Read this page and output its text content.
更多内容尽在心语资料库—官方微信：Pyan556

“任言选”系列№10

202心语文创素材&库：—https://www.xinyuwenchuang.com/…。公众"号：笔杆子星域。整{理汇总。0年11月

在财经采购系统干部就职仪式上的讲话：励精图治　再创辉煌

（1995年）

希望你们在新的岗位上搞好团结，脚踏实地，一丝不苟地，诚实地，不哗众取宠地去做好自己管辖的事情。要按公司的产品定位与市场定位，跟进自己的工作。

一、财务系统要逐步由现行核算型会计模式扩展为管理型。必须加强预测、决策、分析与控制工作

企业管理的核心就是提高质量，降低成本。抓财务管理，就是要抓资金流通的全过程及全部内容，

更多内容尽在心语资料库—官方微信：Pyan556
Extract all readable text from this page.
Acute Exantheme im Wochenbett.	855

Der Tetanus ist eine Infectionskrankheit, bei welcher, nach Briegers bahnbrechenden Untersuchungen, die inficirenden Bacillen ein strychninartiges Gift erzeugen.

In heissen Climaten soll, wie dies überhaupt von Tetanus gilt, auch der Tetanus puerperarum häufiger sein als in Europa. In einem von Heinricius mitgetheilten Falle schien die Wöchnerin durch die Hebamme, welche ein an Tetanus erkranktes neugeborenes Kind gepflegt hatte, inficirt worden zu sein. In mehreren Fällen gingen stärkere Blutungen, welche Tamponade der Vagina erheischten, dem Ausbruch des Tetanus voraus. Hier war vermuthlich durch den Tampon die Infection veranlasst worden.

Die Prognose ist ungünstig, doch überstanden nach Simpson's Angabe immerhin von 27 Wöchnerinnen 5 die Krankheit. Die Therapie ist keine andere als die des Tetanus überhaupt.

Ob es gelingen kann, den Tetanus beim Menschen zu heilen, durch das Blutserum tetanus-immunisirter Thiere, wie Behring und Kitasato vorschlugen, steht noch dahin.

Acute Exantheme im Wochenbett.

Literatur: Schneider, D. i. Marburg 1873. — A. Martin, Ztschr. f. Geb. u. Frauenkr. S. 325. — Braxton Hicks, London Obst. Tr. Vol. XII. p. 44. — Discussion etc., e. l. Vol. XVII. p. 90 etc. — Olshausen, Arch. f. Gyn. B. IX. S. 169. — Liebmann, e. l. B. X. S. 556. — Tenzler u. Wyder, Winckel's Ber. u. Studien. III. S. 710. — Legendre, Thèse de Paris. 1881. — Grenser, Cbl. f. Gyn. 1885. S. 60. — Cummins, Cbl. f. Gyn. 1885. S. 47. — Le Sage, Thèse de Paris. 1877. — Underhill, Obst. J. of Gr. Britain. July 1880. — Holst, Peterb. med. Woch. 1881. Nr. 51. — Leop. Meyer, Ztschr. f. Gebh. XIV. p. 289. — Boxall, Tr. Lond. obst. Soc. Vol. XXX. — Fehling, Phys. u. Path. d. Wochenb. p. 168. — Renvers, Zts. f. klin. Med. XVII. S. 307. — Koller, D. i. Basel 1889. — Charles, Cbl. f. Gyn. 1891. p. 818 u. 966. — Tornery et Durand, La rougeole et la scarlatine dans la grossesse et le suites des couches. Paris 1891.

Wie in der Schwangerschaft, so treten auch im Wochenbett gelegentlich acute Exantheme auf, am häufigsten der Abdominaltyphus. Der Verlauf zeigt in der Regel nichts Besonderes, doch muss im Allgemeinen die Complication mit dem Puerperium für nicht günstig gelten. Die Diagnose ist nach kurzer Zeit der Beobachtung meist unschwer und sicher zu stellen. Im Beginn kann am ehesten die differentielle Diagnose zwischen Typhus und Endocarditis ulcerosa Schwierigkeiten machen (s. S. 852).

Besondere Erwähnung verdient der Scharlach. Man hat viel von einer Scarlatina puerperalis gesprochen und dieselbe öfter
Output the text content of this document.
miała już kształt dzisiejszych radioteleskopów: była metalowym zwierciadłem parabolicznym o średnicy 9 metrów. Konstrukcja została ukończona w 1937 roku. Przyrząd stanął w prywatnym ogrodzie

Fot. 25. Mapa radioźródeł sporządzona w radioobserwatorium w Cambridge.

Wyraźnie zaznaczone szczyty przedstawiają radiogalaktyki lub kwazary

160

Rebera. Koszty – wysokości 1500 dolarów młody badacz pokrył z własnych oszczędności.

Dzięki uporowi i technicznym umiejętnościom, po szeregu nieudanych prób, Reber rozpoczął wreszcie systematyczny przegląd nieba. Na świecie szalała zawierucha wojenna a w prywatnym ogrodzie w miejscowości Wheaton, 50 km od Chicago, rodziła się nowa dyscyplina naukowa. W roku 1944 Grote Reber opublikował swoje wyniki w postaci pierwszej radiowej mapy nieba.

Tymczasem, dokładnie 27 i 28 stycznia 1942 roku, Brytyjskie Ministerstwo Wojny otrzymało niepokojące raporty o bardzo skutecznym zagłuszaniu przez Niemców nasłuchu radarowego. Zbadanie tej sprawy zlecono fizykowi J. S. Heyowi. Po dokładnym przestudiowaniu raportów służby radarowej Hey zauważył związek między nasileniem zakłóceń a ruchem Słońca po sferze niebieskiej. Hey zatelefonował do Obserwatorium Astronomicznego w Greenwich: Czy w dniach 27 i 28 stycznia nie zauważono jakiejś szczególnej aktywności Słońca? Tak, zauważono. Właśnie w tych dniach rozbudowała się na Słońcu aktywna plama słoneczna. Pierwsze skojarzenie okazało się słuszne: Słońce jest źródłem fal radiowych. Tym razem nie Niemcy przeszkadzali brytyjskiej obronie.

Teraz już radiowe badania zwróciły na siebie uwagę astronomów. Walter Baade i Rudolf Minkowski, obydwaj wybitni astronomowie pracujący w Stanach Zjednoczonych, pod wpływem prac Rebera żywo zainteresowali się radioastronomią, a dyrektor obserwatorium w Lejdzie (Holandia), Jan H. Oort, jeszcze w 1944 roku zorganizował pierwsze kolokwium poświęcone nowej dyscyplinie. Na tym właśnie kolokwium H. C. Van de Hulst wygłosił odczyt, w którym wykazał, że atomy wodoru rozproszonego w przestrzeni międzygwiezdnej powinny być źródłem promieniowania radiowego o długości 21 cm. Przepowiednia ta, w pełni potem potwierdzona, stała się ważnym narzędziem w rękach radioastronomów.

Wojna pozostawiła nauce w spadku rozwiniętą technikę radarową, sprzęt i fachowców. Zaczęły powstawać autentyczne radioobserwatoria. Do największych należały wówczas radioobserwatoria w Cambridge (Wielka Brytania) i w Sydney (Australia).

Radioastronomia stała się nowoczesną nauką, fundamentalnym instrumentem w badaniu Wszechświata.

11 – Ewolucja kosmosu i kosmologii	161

→ **Stated task**:
Go through the records above, find every line with the word "content", and list those lines.

→ **Completed exercise**:
Read this page and output its text content.
Output the text content of this document.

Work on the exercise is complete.